(Prompt): Set down the full listing exactly as given. Any pictures are to be left out.

(Data):
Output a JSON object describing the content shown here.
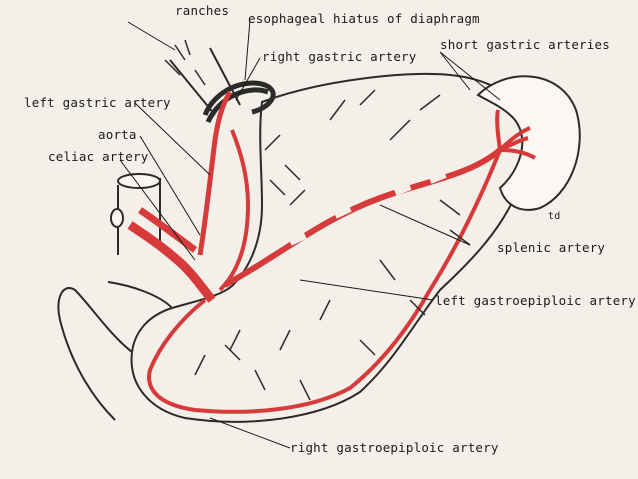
{
  "labels": {
    "branches": "ranches",
    "esophageal_hiatus": "esophageal hiatus of diaphragm",
    "right_gastric": "right gastric artery",
    "short_gastric": "short gastric arteries",
    "left_gastric": "left gastric artery",
    "aorta": "aorta",
    "celiac": "celiac artery",
    "splenic": "splenic artery",
    "left_gastroepiploic": "left gastroepiploic artery",
    "right_gastroepiploic": "right gastroepiploic artery",
    "signature": "td"
  },
  "colors": {
    "artery": "#d63a3a",
    "outline": "#2b2b2b",
    "background": "#f4efe8"
  }
}
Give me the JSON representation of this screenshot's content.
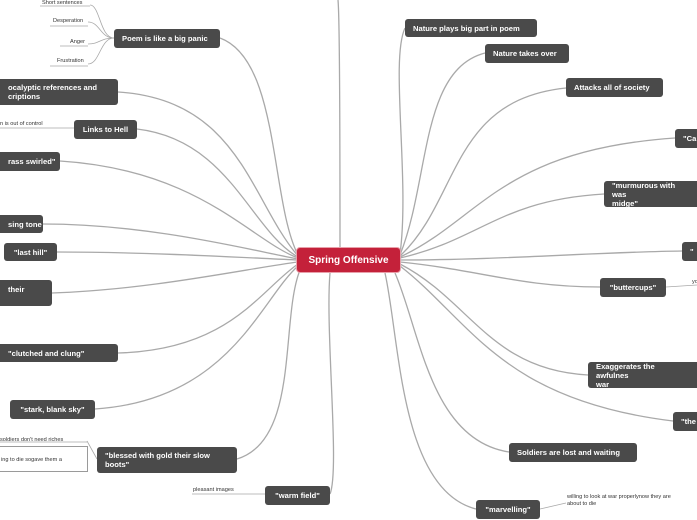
{
  "center": "Spring Offensive",
  "left_branches": {
    "panic": "Poem is like a big panic",
    "apocalyptic": "ocalyptic references and\ncriptions",
    "hell": "Links to Hell",
    "grass": "rass swirled\"",
    "tone": "sing tone",
    "last_hill": "\"last hill\"",
    "their": "their",
    "clutched": "\"clutched and clung\"",
    "stark": "\"stark, blank sky\"",
    "blessed": "\"blessed with gold their slow\nboots\"",
    "warm_field": "\"warm field\""
  },
  "right_branches": {
    "nature_big": "Nature plays big part in poem",
    "nature_over": "Nature takes over",
    "attacks": "Attacks all of society",
    "ca": "\"Ca",
    "murmurous": "\"murmurous with was\nmidge\"",
    "quote_f": "\"",
    "buttercups": "\"buttercups\"",
    "exaggerates": "Exaggerates the awfulnes\nwar",
    "the": "\"the",
    "soldiers_lost": "Soldiers are lost and waiting",
    "marvelling": "\"marvelling\""
  },
  "leaves": {
    "short_sentences": "Short sentences",
    "desperation": "Desperation",
    "anger": "Anger",
    "frustration": "Frustration",
    "out_of_control": "n is out of control",
    "riches": "soldiers don't need riches",
    "die": "ing to die sogave them a",
    "pleasant": "pleasant images",
    "yo": "yo",
    "willing": "willing to look at war properlynow they are\nabout to die"
  }
}
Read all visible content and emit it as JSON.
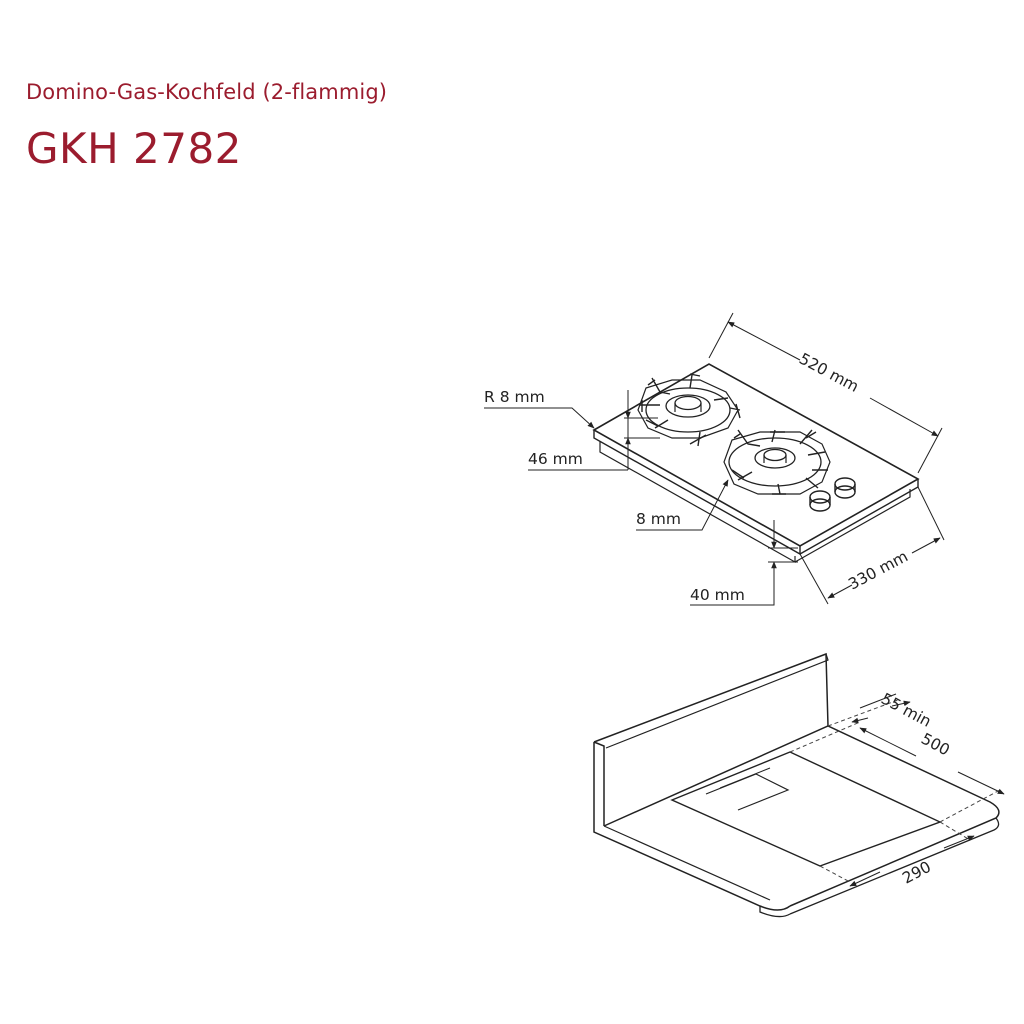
{
  "header": {
    "subtitle": "Domino-Gas-Kochfeld (2-flammig)",
    "model": "GKH 2782"
  },
  "colors": {
    "accent": "#9b1c2e",
    "line": "#222222",
    "dashed": "#444444"
  },
  "hob_drawing": {
    "dims": {
      "width": "520 mm",
      "depth": "330 mm",
      "radius": "R 8 mm",
      "height": "46 mm",
      "glass": "8 mm",
      "body": "40 mm"
    }
  },
  "cutout_drawing": {
    "dims": {
      "rear_gap": "55 min",
      "cutout_width": "500",
      "cutout_depth": "290"
    }
  }
}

(Correct result):
Output a JSON object describing the content shown here.
{
  "labels": {
    "branches": "ranches",
    "esophageal_hiatus": "esophageal hiatus of diaphragm",
    "right_gastric": "right gastric artery",
    "short_gastric": "short gastric arteries",
    "left_gastric": "left gastric artery",
    "aorta": "aorta",
    "celiac": "celiac artery",
    "splenic": "splenic artery",
    "left_gastroepiploic": "left gastroepiploic artery",
    "right_gastroepiploic": "right gastroepiploic artery",
    "signature": "td"
  },
  "colors": {
    "artery": "#d63a3a",
    "outline": "#2b2b2b",
    "background": "#f4efe8"
  }
}
Give me the JSON representation of this screenshot's content.
{
  "center": "Spring Offensive",
  "left_branches": {
    "panic": "Poem is like a big panic",
    "apocalyptic": "ocalyptic references and\ncriptions",
    "hell": "Links to Hell",
    "grass": "rass swirled\"",
    "tone": "sing tone",
    "last_hill": "\"last hill\"",
    "their": "their",
    "clutched": "\"clutched and clung\"",
    "stark": "\"stark, blank sky\"",
    "blessed": "\"blessed with gold their slow\nboots\"",
    "warm_field": "\"warm field\""
  },
  "right_branches": {
    "nature_big": "Nature plays big part in poem",
    "nature_over": "Nature takes over",
    "attacks": "Attacks all of society",
    "ca": "\"Ca",
    "murmurous": "\"murmurous with was\nmidge\"",
    "quote_f": "\"",
    "buttercups": "\"buttercups\"",
    "exaggerates": "Exaggerates the awfulnes\nwar",
    "the": "\"the",
    "soldiers_lost": "Soldiers are lost and waiting",
    "marvelling": "\"marvelling\""
  },
  "leaves": {
    "short_sentences": "Short sentences",
    "desperation": "Desperation",
    "anger": "Anger",
    "frustration": "Frustration",
    "out_of_control": "n is out of control",
    "riches": "soldiers don't need riches",
    "die": "ing to die sogave them a",
    "pleasant": "pleasant images",
    "yo": "yo",
    "willing": "willing to look at war properlynow they are\nabout to die"
  }
}
Read all visible content and emit it as JSON.
{
  "header": {
    "subtitle": "Domino-Gas-Kochfeld (2-flammig)",
    "model": "GKH 2782"
  },
  "colors": {
    "accent": "#9b1c2e",
    "line": "#222222",
    "dashed": "#444444"
  },
  "hob_drawing": {
    "dims": {
      "width": "520 mm",
      "depth": "330 mm",
      "radius": "R 8 mm",
      "height": "46 mm",
      "glass": "8 mm",
      "body": "40 mm"
    }
  },
  "cutout_drawing": {
    "dims": {
      "rear_gap": "55 min",
      "cutout_width": "500",
      "cutout_depth": "290"
    }
  }
}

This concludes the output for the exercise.